### [Work to complete]
From the listing, collect all lines containing the word "name".

### [Input material]
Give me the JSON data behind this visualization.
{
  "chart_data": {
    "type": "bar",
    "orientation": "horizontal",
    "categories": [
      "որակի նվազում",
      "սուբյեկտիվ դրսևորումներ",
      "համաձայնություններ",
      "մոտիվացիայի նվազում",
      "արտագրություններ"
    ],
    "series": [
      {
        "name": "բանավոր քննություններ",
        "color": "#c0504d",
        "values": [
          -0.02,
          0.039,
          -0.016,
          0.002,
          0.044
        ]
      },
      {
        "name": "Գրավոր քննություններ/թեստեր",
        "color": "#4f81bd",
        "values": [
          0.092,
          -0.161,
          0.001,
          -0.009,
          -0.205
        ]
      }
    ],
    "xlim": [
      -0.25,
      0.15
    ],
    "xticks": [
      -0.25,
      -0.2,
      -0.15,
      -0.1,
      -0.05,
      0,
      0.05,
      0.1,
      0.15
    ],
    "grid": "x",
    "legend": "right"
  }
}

### [Exercise answer]
        "name": "բանավոր քննություններ",
        "name": "Գրավոր քննություններ/թեստեր",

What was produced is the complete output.